What this task involves> Your answer should be one number: how many lines of the data include the string "AÑOS"?

--- START OF Rows ---

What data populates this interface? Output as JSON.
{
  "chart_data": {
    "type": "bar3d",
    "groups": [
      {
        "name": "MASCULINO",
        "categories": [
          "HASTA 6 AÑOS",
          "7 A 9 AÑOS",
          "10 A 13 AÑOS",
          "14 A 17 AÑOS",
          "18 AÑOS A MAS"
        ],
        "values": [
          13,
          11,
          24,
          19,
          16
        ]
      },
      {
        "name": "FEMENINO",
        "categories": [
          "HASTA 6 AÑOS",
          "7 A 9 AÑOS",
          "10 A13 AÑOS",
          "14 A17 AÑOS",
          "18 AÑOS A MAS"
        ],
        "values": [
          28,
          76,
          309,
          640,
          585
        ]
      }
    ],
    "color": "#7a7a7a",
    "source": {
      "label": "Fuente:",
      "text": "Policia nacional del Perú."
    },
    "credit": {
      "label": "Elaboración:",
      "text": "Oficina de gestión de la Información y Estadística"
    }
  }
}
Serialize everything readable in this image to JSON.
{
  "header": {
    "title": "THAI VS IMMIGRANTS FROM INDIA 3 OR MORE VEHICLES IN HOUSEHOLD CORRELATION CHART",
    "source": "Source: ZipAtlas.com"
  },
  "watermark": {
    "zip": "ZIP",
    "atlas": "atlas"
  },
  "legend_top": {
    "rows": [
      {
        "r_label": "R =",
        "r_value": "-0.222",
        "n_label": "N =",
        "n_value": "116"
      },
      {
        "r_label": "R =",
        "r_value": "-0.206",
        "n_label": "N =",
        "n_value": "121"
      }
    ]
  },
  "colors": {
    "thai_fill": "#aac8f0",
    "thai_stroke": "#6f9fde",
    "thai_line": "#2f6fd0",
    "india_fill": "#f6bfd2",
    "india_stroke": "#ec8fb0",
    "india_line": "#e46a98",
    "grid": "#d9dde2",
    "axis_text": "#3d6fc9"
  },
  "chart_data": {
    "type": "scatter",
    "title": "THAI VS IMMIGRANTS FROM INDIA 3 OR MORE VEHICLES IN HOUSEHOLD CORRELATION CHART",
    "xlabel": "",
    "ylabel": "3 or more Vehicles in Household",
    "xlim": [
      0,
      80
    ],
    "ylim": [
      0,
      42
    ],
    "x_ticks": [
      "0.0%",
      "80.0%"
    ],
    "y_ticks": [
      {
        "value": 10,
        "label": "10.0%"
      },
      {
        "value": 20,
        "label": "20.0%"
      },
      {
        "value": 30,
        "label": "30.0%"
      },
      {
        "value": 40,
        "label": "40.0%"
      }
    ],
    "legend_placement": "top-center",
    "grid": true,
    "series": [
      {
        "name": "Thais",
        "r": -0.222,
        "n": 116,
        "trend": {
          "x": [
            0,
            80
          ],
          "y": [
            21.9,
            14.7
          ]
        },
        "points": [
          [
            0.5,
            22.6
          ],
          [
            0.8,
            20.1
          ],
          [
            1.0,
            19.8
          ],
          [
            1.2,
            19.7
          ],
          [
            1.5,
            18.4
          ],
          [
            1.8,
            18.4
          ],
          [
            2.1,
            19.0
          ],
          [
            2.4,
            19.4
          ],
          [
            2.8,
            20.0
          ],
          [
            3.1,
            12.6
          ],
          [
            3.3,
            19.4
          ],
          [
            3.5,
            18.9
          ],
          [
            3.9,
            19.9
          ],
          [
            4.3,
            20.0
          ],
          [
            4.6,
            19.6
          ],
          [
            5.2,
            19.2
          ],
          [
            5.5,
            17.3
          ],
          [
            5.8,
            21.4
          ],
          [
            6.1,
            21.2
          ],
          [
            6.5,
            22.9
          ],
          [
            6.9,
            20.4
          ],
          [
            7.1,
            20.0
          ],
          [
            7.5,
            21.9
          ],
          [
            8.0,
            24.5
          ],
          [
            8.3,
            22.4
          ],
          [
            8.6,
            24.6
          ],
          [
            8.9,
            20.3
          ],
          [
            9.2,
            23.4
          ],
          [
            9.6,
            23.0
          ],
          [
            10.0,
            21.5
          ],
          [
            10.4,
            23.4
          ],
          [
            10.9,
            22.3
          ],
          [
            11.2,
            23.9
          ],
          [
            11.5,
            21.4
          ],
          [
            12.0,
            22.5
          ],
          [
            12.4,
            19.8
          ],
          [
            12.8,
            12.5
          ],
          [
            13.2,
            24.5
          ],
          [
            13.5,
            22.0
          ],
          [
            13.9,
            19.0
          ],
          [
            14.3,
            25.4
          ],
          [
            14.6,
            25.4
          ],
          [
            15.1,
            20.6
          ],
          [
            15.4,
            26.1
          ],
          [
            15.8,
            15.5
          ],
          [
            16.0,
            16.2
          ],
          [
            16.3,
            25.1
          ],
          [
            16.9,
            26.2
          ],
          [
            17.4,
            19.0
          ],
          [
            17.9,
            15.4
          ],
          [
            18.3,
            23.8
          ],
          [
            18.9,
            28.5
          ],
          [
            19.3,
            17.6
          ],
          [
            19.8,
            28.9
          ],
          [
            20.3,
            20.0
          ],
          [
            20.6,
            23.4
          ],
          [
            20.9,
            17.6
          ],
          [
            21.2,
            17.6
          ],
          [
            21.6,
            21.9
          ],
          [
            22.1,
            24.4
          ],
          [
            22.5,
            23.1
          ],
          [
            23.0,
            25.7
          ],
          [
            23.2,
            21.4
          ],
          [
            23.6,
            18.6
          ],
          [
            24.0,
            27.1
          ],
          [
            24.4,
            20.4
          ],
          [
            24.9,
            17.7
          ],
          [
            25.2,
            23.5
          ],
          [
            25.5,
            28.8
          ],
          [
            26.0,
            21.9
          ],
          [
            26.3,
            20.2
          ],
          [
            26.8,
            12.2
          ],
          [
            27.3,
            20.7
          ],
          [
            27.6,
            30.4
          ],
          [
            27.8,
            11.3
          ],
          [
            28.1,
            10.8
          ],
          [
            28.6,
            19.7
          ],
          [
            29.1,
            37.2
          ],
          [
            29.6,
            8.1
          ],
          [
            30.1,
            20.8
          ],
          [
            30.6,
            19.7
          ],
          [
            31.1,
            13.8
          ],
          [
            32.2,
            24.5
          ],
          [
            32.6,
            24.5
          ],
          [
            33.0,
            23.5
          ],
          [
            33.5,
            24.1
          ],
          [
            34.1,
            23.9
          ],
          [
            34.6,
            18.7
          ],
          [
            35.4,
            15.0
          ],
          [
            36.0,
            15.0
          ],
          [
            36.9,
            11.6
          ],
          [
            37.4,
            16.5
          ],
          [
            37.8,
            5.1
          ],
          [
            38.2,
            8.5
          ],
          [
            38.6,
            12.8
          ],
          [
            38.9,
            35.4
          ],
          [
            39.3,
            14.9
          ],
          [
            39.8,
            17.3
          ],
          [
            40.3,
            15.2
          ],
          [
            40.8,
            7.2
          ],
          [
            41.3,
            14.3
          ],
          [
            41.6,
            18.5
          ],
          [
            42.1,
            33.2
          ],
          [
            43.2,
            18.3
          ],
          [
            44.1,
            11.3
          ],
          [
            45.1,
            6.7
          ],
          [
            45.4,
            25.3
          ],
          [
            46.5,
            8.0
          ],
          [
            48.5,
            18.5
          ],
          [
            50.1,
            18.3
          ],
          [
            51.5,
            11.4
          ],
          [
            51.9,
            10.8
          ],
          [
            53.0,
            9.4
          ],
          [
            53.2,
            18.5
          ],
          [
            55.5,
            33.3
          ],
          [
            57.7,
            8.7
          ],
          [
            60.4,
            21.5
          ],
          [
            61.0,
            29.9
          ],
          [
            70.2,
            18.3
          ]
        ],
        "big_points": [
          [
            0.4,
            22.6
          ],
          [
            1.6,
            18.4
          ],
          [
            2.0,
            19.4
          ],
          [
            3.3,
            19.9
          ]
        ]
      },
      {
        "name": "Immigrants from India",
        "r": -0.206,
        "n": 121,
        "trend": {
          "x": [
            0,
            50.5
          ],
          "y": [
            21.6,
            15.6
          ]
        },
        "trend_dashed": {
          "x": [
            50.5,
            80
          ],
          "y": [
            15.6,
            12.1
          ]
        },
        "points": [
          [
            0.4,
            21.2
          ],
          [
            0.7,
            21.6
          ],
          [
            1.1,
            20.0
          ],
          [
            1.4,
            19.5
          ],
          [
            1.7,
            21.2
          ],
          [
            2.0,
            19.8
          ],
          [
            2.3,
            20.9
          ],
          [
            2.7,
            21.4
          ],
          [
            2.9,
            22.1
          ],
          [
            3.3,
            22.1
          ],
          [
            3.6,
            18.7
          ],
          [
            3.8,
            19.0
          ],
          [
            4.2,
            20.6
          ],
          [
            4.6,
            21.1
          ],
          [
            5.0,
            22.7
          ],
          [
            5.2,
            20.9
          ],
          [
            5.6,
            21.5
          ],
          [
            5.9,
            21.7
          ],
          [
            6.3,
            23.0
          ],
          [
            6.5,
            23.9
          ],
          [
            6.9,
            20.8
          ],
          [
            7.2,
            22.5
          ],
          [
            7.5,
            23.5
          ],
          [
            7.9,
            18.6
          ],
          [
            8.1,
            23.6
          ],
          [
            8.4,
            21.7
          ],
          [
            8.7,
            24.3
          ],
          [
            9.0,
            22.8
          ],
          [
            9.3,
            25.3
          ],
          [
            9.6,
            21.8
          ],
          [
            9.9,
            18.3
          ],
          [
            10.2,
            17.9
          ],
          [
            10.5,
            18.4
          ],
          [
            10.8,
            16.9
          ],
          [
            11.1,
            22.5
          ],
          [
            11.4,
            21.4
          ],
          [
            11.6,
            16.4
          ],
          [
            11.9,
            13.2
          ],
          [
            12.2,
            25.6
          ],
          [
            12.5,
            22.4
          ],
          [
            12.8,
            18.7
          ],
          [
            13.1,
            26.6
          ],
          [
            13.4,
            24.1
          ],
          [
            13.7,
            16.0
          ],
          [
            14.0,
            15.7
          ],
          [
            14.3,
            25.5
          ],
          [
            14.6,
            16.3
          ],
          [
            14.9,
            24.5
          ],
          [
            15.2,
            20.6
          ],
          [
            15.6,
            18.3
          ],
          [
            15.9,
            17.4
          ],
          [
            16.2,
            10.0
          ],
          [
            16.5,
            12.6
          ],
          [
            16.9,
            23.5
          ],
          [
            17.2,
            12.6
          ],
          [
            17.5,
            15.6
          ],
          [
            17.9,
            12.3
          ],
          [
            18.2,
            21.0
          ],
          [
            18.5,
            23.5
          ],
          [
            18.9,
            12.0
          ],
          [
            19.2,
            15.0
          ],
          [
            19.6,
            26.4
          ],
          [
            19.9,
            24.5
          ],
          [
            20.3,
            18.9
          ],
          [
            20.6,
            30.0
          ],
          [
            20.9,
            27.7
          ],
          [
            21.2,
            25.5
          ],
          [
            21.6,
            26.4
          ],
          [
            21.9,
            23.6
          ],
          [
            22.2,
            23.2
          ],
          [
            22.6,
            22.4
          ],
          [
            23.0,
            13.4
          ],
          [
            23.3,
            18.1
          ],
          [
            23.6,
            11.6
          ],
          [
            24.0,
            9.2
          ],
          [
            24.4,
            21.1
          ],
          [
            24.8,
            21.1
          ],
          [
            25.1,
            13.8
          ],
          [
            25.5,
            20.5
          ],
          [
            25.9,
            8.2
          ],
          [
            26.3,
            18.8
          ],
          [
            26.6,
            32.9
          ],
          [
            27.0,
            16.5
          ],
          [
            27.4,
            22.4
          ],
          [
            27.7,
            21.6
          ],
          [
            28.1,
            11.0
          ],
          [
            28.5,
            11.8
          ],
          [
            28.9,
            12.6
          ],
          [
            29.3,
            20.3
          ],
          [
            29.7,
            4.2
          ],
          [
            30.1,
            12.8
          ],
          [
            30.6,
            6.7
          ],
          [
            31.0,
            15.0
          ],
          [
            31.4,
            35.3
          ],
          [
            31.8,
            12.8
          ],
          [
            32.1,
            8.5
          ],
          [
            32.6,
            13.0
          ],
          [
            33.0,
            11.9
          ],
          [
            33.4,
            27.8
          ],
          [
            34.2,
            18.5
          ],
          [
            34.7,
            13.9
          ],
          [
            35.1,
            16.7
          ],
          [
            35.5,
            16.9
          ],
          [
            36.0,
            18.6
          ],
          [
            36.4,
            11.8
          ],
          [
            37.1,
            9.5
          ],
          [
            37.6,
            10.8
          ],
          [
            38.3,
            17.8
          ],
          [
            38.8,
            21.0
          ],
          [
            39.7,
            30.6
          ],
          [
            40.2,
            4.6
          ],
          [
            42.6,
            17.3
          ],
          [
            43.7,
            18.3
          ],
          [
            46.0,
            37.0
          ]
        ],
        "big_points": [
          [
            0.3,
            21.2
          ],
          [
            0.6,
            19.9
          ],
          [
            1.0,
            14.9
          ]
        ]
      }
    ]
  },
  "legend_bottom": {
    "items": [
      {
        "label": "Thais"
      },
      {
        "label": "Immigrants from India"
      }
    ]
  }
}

--- END OF Rows ---

Answer in full> 10